▸ Records for this task
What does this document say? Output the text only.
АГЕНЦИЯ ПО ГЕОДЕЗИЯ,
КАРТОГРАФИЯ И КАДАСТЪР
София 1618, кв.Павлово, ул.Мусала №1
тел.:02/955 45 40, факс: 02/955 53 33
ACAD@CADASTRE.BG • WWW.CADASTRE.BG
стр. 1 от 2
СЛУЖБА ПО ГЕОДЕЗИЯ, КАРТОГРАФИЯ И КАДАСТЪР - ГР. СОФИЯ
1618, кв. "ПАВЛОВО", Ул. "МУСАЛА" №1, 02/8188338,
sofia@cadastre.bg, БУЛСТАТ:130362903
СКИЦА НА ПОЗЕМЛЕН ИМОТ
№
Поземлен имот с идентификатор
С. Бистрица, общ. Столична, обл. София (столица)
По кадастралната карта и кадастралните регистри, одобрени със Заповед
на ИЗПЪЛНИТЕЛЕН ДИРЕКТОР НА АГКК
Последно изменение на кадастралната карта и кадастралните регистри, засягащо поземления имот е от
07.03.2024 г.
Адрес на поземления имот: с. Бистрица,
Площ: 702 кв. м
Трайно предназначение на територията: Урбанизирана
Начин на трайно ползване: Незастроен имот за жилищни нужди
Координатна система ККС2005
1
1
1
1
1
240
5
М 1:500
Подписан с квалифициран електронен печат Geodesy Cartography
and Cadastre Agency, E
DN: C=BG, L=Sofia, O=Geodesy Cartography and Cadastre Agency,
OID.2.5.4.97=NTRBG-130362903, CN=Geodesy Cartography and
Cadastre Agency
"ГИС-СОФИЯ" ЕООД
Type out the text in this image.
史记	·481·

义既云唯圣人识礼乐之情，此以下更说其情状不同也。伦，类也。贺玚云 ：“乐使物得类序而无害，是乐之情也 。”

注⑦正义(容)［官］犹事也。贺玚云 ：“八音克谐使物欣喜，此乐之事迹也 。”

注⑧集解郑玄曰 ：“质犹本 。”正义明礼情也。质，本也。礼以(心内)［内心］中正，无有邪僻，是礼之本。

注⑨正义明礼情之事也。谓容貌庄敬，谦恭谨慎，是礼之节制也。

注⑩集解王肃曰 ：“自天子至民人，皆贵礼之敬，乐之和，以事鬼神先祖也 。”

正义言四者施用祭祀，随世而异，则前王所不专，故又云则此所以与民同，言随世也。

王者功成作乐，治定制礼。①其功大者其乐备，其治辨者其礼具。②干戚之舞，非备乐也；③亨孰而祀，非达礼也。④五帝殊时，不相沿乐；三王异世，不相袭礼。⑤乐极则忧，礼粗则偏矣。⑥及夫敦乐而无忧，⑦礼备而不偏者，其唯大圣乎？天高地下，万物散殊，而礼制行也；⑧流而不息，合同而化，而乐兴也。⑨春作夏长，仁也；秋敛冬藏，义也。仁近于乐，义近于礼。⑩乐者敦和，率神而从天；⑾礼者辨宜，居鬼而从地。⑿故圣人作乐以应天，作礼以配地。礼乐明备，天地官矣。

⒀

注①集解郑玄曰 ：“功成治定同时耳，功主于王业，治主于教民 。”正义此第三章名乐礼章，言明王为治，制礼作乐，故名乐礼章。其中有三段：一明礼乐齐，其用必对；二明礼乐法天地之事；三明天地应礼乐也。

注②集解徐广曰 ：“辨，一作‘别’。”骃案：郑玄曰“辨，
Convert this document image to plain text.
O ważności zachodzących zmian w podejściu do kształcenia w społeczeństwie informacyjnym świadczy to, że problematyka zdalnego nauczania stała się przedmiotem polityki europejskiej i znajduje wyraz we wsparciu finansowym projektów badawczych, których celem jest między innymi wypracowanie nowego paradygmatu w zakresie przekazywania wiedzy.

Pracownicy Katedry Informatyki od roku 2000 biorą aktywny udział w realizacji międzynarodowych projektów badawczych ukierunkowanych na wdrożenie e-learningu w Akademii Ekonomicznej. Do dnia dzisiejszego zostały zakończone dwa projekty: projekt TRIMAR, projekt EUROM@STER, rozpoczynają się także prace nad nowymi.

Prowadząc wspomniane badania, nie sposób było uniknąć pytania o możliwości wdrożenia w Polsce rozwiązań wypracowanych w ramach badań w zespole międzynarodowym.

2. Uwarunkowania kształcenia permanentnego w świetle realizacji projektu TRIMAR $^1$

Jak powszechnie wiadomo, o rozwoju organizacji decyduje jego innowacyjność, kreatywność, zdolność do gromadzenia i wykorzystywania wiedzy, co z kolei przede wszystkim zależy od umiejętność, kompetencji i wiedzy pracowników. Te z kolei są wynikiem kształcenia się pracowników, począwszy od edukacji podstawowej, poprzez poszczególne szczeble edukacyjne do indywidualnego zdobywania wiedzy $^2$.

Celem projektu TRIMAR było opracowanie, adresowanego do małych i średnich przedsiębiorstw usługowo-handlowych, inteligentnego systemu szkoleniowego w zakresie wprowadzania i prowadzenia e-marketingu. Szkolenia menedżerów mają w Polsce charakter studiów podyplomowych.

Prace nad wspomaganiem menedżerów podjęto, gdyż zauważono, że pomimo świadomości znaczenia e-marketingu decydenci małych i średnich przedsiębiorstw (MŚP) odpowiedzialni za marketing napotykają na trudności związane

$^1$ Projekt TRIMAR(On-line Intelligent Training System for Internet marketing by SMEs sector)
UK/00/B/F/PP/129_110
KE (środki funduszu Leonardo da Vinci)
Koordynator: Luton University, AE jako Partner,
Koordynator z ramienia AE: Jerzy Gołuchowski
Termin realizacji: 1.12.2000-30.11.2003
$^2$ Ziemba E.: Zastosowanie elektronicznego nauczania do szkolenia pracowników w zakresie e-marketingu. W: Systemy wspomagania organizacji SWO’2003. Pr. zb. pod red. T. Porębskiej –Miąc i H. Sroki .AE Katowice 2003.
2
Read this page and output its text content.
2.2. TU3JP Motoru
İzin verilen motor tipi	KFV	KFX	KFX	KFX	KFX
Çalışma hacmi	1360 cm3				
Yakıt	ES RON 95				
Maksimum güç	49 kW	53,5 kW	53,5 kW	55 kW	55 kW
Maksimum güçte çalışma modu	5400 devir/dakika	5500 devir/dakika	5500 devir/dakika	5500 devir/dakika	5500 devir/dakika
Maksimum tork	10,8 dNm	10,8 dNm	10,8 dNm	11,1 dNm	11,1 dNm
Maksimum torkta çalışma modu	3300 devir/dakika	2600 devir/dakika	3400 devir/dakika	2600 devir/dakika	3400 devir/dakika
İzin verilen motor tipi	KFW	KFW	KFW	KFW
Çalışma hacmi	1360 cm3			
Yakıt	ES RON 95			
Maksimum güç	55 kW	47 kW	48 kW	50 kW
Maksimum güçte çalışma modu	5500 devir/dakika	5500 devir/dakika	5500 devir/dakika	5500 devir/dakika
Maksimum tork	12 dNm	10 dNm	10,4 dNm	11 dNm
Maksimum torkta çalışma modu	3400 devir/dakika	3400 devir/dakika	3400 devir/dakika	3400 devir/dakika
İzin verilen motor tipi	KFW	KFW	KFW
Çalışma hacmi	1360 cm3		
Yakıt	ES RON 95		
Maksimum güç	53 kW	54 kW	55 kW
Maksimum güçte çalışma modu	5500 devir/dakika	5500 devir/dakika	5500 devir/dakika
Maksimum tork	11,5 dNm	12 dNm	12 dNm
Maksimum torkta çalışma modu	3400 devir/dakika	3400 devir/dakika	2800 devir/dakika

▸ Task prompt
Extract every line that has the string "Koordynator" in it.

▸ Result
Koordynator: Luton University, AE jako Partner,
Koordynator z ramienia AE: Jerzy Gołuchowski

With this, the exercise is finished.